■ Work to be completed
Repeat exactly each line of the data provided below.

■ Task inputs
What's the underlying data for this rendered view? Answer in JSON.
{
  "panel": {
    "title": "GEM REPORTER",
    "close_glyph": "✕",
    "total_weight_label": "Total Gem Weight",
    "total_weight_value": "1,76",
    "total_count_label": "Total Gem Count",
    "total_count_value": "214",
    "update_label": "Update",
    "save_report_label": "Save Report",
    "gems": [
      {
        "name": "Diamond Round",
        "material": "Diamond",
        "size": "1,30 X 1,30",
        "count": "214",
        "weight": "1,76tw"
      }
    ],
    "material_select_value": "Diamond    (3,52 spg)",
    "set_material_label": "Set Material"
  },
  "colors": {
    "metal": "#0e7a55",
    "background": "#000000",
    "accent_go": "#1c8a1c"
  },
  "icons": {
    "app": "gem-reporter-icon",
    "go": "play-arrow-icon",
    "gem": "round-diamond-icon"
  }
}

■ Answer to the task
What's the underlying data for this rendered view? Answer in JSON.
{
  "panel": {
    "title": "GEM REPORTER",
    "close_glyph": "✕",
    "total_weight_label": "Total Gem Weight",
    "total_weight_value": "1,76",
    "total_count_label": "Total Gem Count",
    "total_count_value": "214",
    "update_label": "Update",
    "save_report_label": "Save Report",
    "gems": [
      {
        "name": "Diamond Round",
        "material": "Diamond",
        "size": "1,30 X 1,30",
        "count": "214",
        "weight": "1,76tw"
      }
    ],
    "material_select_value": "Diamond    (3,52 spg)",
    "set_material_label": "Set Material"
  },
  "colors": {
    "metal": "#0e7a55",
    "background": "#000000",
    "accent_go": "#1c8a1c"
  },
  "icons": {
    "app": "gem-reporter-icon",
    "go": "play-arrow-icon",
    "gem": "round-diamond-icon"
  }
}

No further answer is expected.